-- What is required --
Exclude images, then output the remaining data verbatim.

------ Input rows

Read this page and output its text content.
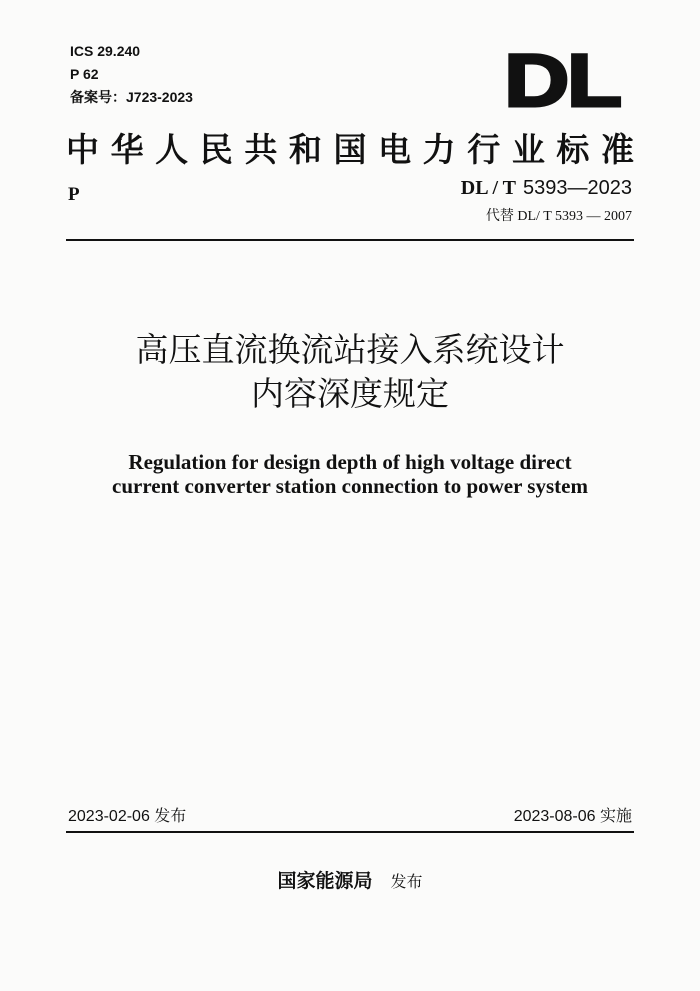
ICS 29.240
P 62
备案号：J723-2023	DL
中华人民共和国电力行业标准
P	DL / T 5393—2023
代替 DL/ T 5393 — 2007
高压直流换流站接入系统设计
内容深度规定
Regulation for design depth of high voltage direct
current converter station connection to power system
2023-02-06 发布	2023-08-06 实施
国家能源局 发布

------------

-- Finished exercise --
Read this page and output its text content.
ICS 29.240
P 62
备案号：J723-2023	DL
中华人民共和国电力行业标准
P	DL / T 5393—2023
代替 DL/ T 5393 — 2007
高压直流换流站接入系统设计
内容深度规定
Regulation for design depth of high voltage direct
current converter station connection to power system
2023-02-06 发布	2023-08-06 实施
国家能源局 发布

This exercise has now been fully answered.